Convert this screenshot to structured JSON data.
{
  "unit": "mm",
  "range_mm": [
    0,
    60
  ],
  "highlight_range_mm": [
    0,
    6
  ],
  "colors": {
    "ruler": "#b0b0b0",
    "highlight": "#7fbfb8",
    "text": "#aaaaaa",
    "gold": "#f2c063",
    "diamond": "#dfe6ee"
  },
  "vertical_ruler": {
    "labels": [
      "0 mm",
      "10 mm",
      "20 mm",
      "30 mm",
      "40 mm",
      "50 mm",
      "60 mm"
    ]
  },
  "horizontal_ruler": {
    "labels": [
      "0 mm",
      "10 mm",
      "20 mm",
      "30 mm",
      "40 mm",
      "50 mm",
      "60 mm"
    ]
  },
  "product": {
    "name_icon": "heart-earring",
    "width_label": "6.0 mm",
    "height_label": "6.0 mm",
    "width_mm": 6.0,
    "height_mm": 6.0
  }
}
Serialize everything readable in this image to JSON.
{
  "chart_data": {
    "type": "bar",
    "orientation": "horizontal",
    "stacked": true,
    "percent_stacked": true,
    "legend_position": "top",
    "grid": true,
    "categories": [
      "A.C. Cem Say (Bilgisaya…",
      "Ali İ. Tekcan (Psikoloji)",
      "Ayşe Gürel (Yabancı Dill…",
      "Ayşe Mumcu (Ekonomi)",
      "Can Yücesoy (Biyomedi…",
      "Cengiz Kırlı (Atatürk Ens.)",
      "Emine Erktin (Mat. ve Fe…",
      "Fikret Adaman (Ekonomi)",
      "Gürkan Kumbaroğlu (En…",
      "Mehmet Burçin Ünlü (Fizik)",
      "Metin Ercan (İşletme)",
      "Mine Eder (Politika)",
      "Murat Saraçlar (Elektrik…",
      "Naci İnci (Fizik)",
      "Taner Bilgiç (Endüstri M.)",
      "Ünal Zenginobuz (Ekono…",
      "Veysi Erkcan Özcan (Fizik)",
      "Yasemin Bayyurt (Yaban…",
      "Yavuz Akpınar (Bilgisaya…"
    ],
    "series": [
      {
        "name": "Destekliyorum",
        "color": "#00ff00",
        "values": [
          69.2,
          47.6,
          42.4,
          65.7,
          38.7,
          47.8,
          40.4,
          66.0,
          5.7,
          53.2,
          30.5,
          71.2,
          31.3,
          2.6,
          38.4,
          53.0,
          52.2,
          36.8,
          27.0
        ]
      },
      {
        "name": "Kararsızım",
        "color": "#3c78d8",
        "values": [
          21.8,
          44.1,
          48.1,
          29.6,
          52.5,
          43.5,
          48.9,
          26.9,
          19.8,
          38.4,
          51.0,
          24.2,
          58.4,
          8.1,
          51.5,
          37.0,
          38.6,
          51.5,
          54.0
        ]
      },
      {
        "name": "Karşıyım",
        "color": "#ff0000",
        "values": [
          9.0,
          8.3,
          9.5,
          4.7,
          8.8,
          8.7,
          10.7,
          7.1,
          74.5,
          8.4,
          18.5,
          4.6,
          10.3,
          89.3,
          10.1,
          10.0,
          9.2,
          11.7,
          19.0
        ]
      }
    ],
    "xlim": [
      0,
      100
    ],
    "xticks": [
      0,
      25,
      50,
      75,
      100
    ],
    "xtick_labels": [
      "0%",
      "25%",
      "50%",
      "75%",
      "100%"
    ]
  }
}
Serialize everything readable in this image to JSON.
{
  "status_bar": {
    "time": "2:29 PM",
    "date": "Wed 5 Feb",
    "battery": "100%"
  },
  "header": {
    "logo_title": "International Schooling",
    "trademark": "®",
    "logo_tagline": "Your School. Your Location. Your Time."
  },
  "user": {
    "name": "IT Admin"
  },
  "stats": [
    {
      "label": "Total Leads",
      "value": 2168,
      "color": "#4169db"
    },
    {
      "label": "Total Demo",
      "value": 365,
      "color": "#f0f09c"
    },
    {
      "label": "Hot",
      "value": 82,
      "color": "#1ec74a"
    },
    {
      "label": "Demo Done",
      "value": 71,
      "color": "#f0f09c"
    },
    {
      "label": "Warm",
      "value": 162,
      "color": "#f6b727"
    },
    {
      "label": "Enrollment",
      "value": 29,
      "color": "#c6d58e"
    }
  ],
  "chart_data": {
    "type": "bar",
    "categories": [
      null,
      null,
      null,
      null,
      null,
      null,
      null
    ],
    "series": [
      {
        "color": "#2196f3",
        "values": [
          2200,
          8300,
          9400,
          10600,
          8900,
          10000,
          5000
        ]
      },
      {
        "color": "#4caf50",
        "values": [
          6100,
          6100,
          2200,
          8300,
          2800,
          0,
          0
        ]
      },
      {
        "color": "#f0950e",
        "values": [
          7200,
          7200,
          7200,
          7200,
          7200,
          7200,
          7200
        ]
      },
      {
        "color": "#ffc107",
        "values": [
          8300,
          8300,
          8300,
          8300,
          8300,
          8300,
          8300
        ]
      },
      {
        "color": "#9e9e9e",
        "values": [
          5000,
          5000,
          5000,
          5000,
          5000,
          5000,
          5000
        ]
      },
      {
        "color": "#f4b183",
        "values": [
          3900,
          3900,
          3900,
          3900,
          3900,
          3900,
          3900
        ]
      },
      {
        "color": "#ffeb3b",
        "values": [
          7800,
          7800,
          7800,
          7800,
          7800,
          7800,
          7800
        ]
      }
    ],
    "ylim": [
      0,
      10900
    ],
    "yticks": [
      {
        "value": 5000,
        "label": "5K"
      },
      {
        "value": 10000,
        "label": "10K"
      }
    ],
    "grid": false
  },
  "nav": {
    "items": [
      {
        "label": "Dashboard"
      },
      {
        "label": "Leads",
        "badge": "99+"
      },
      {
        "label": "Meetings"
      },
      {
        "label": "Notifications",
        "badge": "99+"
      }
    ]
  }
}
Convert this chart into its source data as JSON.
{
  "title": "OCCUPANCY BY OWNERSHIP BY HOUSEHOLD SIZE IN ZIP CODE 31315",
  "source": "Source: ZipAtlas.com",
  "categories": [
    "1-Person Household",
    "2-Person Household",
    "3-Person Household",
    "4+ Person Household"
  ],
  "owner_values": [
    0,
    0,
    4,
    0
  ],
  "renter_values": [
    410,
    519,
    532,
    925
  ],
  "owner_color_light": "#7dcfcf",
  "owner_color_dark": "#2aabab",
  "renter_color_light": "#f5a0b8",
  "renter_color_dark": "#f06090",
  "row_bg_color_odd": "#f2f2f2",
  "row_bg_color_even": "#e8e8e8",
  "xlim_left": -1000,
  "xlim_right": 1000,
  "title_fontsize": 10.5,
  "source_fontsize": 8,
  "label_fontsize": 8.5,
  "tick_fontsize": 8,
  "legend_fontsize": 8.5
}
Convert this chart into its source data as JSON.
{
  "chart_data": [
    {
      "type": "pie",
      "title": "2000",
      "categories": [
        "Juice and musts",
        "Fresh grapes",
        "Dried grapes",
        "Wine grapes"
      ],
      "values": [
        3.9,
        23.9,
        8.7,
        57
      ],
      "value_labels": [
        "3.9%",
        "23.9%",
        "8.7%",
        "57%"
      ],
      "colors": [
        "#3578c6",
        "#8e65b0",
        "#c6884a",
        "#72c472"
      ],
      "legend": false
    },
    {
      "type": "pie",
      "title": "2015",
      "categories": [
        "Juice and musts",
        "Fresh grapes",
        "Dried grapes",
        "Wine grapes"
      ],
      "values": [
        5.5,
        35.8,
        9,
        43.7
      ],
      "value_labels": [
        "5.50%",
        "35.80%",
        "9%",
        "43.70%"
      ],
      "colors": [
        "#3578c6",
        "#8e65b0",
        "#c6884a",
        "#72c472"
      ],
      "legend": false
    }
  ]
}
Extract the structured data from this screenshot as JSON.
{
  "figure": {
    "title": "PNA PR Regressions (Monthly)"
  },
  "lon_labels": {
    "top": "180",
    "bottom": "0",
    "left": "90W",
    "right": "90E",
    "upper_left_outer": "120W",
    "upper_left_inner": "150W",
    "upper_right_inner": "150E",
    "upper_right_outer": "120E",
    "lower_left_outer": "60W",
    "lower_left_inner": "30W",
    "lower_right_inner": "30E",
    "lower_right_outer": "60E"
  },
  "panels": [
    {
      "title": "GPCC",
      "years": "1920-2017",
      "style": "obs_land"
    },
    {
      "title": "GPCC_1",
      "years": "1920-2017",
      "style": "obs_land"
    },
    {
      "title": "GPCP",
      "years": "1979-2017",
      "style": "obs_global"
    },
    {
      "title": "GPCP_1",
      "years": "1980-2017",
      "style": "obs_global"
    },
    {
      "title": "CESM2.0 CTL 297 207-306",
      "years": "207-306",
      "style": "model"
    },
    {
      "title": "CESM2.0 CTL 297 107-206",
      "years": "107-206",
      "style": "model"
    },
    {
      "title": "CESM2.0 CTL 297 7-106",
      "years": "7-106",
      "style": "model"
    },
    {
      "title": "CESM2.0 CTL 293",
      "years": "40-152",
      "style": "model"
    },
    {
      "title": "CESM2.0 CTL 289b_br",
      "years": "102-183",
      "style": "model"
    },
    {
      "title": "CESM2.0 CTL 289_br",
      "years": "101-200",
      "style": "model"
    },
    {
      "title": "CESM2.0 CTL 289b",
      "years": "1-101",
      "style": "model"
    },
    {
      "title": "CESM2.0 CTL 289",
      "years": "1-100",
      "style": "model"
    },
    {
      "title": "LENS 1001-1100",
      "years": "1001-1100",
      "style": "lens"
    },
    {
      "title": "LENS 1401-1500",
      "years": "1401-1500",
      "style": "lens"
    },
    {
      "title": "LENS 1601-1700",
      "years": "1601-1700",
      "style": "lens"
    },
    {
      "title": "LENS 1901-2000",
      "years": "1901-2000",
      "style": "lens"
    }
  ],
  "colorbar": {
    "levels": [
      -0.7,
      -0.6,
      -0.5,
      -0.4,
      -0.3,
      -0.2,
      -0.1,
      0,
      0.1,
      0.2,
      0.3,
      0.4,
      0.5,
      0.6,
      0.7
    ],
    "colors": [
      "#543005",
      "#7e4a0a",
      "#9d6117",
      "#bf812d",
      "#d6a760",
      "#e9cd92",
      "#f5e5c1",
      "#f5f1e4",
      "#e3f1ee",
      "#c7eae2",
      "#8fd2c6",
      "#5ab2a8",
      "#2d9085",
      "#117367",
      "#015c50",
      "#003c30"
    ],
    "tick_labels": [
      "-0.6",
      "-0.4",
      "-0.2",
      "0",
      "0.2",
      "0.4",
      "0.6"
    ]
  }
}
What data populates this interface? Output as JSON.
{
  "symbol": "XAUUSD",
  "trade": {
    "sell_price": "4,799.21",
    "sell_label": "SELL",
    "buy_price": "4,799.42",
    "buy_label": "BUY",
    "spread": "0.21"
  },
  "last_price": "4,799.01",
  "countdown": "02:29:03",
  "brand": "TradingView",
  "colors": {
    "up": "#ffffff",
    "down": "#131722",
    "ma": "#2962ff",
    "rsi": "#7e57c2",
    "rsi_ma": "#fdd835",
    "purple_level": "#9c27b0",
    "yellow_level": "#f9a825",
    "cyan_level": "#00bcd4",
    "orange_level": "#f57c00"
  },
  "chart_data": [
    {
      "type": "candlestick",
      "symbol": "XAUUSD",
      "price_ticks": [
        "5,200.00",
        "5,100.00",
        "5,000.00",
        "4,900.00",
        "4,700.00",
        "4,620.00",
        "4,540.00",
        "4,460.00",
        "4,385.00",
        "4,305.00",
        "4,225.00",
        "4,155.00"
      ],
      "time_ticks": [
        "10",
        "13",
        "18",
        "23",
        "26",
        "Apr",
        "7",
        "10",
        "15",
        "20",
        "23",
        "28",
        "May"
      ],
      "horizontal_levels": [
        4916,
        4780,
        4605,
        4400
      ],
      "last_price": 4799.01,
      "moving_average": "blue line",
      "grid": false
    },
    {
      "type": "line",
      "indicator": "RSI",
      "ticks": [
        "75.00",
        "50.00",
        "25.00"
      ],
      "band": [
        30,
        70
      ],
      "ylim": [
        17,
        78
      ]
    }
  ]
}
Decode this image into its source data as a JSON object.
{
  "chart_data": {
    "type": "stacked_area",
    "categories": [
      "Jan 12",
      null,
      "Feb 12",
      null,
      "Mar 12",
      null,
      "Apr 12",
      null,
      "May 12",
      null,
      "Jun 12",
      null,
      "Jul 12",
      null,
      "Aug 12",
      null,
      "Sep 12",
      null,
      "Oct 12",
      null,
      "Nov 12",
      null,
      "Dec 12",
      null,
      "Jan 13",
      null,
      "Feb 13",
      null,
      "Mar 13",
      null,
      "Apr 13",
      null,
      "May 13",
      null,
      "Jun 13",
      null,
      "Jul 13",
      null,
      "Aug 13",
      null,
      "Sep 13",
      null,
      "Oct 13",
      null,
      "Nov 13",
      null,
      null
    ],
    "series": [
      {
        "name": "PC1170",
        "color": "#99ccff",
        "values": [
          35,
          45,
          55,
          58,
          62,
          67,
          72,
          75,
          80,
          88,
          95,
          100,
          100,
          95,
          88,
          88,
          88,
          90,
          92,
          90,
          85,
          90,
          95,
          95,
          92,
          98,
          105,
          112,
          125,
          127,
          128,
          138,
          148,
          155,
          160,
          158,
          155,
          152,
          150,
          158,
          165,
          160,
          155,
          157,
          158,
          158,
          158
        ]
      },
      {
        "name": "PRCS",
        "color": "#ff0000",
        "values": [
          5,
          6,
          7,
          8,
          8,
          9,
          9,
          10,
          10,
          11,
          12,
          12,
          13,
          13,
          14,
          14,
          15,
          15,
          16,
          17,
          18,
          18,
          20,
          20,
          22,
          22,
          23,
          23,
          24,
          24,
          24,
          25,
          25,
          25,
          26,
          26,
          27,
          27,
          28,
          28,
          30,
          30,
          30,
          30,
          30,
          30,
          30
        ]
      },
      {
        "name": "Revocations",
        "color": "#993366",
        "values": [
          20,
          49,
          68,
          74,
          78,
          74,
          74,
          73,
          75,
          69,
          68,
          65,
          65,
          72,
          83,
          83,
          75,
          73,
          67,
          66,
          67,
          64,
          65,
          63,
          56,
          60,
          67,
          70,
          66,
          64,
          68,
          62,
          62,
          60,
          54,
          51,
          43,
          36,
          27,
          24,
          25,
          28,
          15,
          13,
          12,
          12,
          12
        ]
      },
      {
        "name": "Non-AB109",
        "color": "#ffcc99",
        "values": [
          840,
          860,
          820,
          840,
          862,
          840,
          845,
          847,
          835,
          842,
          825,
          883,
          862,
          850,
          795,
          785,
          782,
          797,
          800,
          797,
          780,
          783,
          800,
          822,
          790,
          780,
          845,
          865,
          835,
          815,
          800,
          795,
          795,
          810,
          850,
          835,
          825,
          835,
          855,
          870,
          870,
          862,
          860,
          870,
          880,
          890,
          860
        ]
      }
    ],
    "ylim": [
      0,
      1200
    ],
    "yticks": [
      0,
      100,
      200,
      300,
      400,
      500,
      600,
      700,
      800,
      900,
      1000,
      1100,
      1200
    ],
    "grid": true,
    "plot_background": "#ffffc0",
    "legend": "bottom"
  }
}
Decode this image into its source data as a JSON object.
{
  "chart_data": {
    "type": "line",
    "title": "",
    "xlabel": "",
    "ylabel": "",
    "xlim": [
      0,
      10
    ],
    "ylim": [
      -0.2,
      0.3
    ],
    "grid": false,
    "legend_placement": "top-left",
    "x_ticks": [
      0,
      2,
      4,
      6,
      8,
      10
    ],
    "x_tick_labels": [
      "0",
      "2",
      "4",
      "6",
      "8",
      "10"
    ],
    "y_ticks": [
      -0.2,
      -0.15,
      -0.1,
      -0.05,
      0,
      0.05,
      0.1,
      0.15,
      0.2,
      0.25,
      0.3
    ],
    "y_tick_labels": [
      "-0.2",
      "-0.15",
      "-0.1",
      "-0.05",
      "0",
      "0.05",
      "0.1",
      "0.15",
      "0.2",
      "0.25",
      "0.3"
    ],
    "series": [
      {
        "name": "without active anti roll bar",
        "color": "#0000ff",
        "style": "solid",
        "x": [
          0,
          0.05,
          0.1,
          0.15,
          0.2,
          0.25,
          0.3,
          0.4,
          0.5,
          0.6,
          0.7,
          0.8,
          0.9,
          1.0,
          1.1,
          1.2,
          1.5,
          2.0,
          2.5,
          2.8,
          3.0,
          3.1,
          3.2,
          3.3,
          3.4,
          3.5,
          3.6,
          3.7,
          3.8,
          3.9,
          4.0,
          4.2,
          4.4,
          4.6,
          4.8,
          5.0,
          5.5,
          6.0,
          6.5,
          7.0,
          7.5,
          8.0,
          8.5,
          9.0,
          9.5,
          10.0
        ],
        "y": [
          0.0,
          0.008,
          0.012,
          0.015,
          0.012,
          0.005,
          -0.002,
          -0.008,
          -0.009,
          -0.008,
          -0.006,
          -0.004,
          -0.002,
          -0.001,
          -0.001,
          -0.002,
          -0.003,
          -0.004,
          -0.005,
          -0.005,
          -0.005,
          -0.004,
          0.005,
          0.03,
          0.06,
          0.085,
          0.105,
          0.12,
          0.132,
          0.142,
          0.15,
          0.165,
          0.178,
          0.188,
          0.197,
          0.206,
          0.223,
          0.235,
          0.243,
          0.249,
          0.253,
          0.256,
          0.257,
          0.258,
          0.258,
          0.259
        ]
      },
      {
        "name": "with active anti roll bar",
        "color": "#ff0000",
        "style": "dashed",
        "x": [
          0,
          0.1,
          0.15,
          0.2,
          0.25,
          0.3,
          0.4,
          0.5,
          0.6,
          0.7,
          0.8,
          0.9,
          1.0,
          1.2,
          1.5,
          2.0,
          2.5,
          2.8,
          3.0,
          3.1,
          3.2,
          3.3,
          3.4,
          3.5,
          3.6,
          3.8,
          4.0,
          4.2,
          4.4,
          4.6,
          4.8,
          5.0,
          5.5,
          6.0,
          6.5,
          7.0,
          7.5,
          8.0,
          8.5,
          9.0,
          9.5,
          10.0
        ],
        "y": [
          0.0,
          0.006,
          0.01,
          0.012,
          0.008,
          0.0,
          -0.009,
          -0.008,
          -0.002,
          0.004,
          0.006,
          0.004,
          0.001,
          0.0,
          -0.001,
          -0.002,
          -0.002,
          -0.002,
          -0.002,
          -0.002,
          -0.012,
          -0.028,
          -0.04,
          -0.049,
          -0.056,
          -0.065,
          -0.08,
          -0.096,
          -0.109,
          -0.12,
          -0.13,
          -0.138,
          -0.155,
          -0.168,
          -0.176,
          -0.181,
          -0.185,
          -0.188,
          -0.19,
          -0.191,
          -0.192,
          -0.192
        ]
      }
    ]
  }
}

- What is expected
Provide the number of lines in the entries that include "Person", and no other text.

- Answer to the problem
4